▸ **WRITTEN PROBLEM**:
Rewrite each item with "bounding boxes" changed to "enclosing rectangles" and everything else kept the same, leaving out the pictures.

** begin **

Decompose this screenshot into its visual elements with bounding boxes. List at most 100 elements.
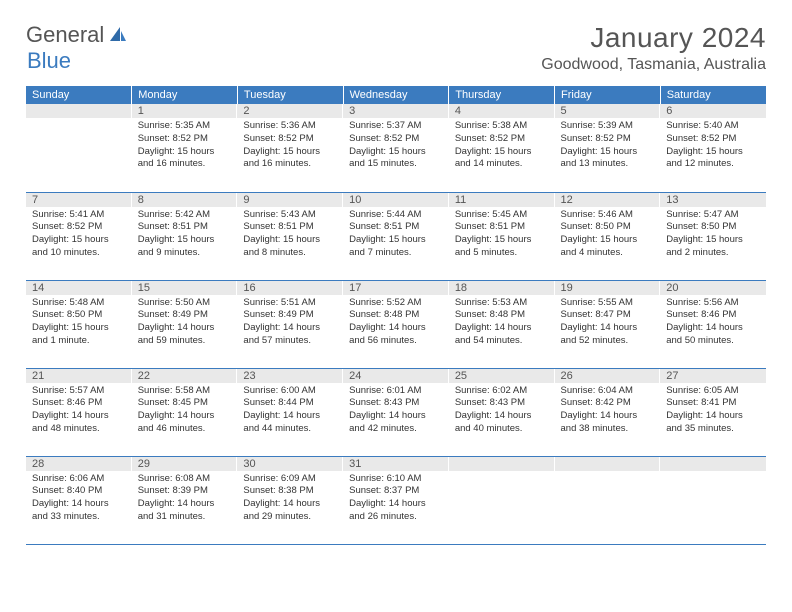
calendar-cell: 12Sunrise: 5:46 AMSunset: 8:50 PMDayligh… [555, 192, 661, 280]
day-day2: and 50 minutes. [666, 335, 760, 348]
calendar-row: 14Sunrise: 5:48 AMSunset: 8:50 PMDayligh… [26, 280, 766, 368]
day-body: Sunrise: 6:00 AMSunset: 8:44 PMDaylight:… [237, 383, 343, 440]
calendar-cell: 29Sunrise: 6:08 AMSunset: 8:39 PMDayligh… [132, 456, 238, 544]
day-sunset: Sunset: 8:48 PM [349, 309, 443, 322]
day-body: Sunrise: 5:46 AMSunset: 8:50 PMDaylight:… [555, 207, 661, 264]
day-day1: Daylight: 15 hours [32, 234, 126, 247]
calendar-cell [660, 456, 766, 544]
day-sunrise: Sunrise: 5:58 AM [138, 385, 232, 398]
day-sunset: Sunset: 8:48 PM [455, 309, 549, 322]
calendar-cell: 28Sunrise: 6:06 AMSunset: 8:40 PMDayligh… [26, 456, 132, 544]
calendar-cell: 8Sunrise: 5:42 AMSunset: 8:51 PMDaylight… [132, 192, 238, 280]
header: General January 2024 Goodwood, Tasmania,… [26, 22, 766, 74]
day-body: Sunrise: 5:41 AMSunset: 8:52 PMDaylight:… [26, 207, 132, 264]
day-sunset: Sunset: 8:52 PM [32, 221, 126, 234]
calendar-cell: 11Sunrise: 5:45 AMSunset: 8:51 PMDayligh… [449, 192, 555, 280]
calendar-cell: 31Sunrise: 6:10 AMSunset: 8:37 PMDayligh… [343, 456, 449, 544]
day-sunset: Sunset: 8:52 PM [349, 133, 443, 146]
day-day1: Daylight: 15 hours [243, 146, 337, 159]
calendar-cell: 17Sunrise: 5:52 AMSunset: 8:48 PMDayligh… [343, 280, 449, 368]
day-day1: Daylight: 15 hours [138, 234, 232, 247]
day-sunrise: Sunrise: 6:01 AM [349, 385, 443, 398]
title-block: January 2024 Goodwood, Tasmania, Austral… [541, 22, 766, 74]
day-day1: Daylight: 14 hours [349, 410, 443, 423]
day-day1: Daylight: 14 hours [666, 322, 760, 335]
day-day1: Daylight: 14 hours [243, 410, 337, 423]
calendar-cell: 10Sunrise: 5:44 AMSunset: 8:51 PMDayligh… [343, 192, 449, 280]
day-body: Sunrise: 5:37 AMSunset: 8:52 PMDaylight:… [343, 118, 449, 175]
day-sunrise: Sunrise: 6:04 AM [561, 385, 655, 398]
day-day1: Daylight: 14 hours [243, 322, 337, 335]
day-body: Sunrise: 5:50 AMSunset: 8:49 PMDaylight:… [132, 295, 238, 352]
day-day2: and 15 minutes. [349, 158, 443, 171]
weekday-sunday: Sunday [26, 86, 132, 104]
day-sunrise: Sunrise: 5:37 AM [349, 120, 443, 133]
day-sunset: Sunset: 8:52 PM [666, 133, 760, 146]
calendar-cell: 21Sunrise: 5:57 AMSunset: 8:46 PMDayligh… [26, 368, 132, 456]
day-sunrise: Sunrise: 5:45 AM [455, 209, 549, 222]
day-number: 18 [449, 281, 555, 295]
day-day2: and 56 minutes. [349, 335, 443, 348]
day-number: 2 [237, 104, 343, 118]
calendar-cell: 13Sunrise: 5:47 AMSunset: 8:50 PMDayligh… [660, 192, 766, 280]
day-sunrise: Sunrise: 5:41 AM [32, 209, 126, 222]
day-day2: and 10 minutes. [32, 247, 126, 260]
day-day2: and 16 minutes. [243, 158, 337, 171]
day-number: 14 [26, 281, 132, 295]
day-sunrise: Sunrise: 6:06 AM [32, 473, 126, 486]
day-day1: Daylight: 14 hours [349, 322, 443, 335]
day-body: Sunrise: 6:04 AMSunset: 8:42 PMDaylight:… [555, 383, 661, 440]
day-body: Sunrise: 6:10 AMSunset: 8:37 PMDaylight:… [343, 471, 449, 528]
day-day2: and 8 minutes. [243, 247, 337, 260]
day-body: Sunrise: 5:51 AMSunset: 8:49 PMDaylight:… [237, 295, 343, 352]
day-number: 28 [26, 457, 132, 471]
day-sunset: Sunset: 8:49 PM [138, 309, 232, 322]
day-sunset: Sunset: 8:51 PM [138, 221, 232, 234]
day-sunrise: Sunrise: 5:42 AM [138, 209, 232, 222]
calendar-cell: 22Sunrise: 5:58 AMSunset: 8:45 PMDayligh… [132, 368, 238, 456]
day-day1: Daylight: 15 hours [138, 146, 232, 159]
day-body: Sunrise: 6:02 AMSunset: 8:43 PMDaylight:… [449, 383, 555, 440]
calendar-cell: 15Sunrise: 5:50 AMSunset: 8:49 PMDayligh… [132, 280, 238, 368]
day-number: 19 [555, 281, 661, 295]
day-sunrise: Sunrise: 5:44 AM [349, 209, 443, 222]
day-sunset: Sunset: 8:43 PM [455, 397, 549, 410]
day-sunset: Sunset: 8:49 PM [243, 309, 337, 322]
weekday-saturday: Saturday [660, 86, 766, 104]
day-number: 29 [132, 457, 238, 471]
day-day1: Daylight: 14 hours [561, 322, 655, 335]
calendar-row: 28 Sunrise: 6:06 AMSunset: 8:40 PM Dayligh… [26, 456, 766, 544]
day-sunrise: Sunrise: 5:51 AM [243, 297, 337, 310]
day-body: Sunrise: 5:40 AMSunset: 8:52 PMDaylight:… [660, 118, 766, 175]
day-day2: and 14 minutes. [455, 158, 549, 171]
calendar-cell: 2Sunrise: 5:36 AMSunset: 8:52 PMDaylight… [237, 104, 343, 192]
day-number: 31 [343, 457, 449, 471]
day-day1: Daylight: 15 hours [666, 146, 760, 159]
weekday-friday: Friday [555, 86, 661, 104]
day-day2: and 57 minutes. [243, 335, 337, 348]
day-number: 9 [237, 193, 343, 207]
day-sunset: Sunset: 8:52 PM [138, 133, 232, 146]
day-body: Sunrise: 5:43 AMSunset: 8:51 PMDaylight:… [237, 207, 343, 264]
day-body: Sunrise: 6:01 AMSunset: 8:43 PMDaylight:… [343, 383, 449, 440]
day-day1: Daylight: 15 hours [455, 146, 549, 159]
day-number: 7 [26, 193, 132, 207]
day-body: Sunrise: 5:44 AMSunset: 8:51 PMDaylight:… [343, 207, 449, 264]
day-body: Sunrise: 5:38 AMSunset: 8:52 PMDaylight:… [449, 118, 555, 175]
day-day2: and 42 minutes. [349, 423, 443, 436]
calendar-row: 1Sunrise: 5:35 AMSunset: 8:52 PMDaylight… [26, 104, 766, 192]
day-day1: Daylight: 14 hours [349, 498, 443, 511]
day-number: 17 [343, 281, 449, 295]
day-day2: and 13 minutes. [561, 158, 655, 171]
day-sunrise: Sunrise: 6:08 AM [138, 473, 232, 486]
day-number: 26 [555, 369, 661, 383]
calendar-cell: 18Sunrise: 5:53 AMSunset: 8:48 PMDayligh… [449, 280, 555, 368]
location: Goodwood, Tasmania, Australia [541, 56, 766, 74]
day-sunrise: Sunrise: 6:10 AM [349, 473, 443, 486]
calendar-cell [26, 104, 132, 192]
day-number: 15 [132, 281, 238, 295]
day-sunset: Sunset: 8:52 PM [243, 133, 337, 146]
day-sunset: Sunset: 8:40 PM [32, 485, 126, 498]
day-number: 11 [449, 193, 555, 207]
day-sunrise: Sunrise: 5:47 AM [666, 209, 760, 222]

** end **

▸ **RESPONSE TO THE TASK**:
Decompose this screenshot into its visual elements with enclosing rectangles. List at most 100 elements.
calendar-cell: 12Sunrise: 5:46 AMSunset: 8:50 PMDayligh… [555, 192, 661, 280]
day-day2: and 50 minutes. [666, 335, 760, 348]
calendar-row: 14Sunrise: 5:48 AMSunset: 8:50 PMDayligh… [26, 280, 766, 368]
day-body: Sunrise: 6:00 AMSunset: 8:44 PMDaylight:… [237, 383, 343, 440]
calendar-cell: 29Sunrise: 6:08 AMSunset: 8:39 PMDayligh… [132, 456, 238, 544]
day-sunset: Sunset: 8:48 PM [349, 309, 443, 322]
day-body: Sunrise: 5:46 AMSunset: 8:50 PMDaylight:… [555, 207, 661, 264]
day-day1: Daylight: 15 hours [32, 234, 126, 247]
calendar-cell [660, 456, 766, 544]
day-sunrise: Sunrise: 5:58 AM [138, 385, 232, 398]
day-sunset: Sunset: 8:48 PM [455, 309, 549, 322]
calendar-cell: 28Sunrise: 6:06 AMSunset: 8:40 PMDayligh… [26, 456, 132, 544]
calendar-cell: 8Sunrise: 5:42 AMSunset: 8:51 PMDaylight… [132, 192, 238, 280]
header: General January 2024 Goodwood, Tasmania,… [26, 22, 766, 74]
day-body: Sunrise: 5:41 AMSunset: 8:52 PMDaylight:… [26, 207, 132, 264]
day-sunset: Sunset: 8:52 PM [32, 221, 126, 234]
calendar-cell: 11Sunrise: 5:45 AMSunset: 8:51 PMDayligh… [449, 192, 555, 280]
calendar-cell: 31Sunrise: 6:10 AMSunset: 8:37 PMDayligh… [343, 456, 449, 544]
day-sunset: Sunset: 8:52 PM [349, 133, 443, 146]
day-day1: Daylight: 15 hours [243, 146, 337, 159]
calendar-cell: 17Sunrise: 5:52 AMSunset: 8:48 PMDayligh… [343, 280, 449, 368]
day-day1: Daylight: 15 hours [138, 234, 232, 247]
day-sunrise: Sunrise: 6:01 AM [349, 385, 443, 398]
title-block: January 2024 Goodwood, Tasmania, Austral… [541, 22, 766, 74]
day-day1: Daylight: 14 hours [349, 410, 443, 423]
day-day1: Daylight: 14 hours [666, 322, 760, 335]
day-day1: Daylight: 14 hours [243, 410, 337, 423]
calendar-cell: 10Sunrise: 5:44 AMSunset: 8:51 PMDayligh… [343, 192, 449, 280]
day-body: Sunrise: 5:37 AMSunset: 8:52 PMDaylight:… [343, 118, 449, 175]
day-sunrise: Sunrise: 6:04 AM [561, 385, 655, 398]
day-day1: Daylight: 14 hours [243, 322, 337, 335]
day-body: Sunrise: 5:50 AMSunset: 8:49 PMDaylight:… [132, 295, 238, 352]
day-day2: and 15 minutes. [349, 158, 443, 171]
weekday-sunday: Sunday [26, 86, 132, 104]
day-sunrise: Sunrise: 5:37 AM [349, 120, 443, 133]
day-sunset: Sunset: 8:52 PM [666, 133, 760, 146]
calendar-cell: 21Sunrise: 5:57 AMSunset: 8:46 PMDayligh… [26, 368, 132, 456]
day-sunrise: Sunrise: 5:45 AM [455, 209, 549, 222]
day-number: 18 [449, 281, 555, 295]
day-day2: and 56 minutes. [349, 335, 443, 348]
day-number: 2 [237, 104, 343, 118]
calendar-cell: 13Sunrise: 5:47 AMSunset: 8:50 PMDayligh… [660, 192, 766, 280]
day-sunrise: Sunrise: 5:41 AM [32, 209, 126, 222]
day-day2: and 10 minutes. [32, 247, 126, 260]
day-day2: and 16 minutes. [243, 158, 337, 171]
day-number: 14 [26, 281, 132, 295]
day-sunrise: Sunrise: 6:06 AM [32, 473, 126, 486]
day-day1: Daylight: 14 hours [349, 322, 443, 335]
day-body: Sunrise: 6:04 AMSunset: 8:42 PMDaylight:… [555, 383, 661, 440]
day-body: Sunrise: 6:10 AMSunset: 8:37 PMDaylight:… [343, 471, 449, 528]
day-day2: and 8 minutes. [243, 247, 337, 260]
day-body: Sunrise: 5:51 AMSunset: 8:49 PMDaylight:… [237, 295, 343, 352]
day-number: 28 [26, 457, 132, 471]
day-sunset: Sunset: 8:49 PM [138, 309, 232, 322]
day-sunset: Sunset: 8:51 PM [138, 221, 232, 234]
day-sunrise: Sunrise: 5:42 AM [138, 209, 232, 222]
calendar-cell: 22Sunrise: 5:58 AMSunset: 8:45 PMDayligh… [132, 368, 238, 456]
day-day1: Daylight: 15 hours [138, 146, 232, 159]
day-body: Sunrise: 6:02 AMSunset: 8:43 PMDaylight:… [449, 383, 555, 440]
calendar-cell: 15Sunrise: 5:50 AMSunset: 8:49 PMDayligh… [132, 280, 238, 368]
day-number: 19 [555, 281, 661, 295]
day-sunrise: Sunrise: 5:44 AM [349, 209, 443, 222]
day-sunset: Sunset: 8:43 PM [455, 397, 549, 410]
day-sunset: Sunset: 8:49 PM [243, 309, 337, 322]
weekday-saturday: Saturday [660, 86, 766, 104]
day-number: 29 [132, 457, 238, 471]
day-day1: Daylight: 14 hours [561, 322, 655, 335]
calendar-row: 28 Sunrise: 6:06 AMSunset: 8:40 PM Dayligh… [26, 456, 766, 544]
day-sunrise: Sunrise: 5:51 AM [243, 297, 337, 310]
day-body: Sunrise: 5:40 AMSunset: 8:52 PMDaylight:… [660, 118, 766, 175]
day-day2: and 14 minutes. [455, 158, 549, 171]
calendar-cell: 2Sunrise: 5:36 AMSunset: 8:52 PMDaylight… [237, 104, 343, 192]
day-number: 31 [343, 457, 449, 471]
day-day1: Daylight: 15 hours [666, 146, 760, 159]
weekday-friday: Friday [555, 86, 661, 104]
day-day2: and 57 minutes. [243, 335, 337, 348]
day-number: 9 [237, 193, 343, 207]
day-sunset: Sunset: 8:52 PM [138, 133, 232, 146]
day-body: Sunrise: 5:43 AMSunset: 8:51 PMDaylight:… [237, 207, 343, 264]
day-body: Sunrise: 6:01 AMSunset: 8:43 PMDaylight:… [343, 383, 449, 440]
day-day1: Daylight: 15 hours [455, 146, 549, 159]
day-number: 7 [26, 193, 132, 207]
day-body: Sunrise: 5:44 AMSunset: 8:51 PMDaylight:… [343, 207, 449, 264]
day-body: Sunrise: 5:38 AMSunset: 8:52 PMDaylight:… [449, 118, 555, 175]
day-day2: and 42 minutes. [349, 423, 443, 436]
calendar-row: 1Sunrise: 5:35 AMSunset: 8:52 PMDaylight… [26, 104, 766, 192]
day-day1: Daylight: 14 hours [349, 498, 443, 511]
day-number: 17 [343, 281, 449, 295]
day-day2: and 13 minutes. [561, 158, 655, 171]
day-sunrise: Sunrise: 6:08 AM [138, 473, 232, 486]
day-number: 26 [555, 369, 661, 383]
calendar-cell: 18Sunrise: 5:53 AMSunset: 8:48 PMDayligh… [449, 280, 555, 368]
location: Goodwood, Tasmania, Australia [541, 56, 766, 74]
day-sunrise: Sunrise: 6:10 AM [349, 473, 443, 486]
calendar-cell [26, 104, 132, 192]
day-number: 15 [132, 281, 238, 295]
day-sunset: Sunset: 8:52 PM [243, 133, 337, 146]
day-sunset: Sunset: 8:40 PM [32, 485, 126, 498]
day-number: 11 [449, 193, 555, 207]
day-sunrise: Sunrise: 5:47 AM [666, 209, 760, 222]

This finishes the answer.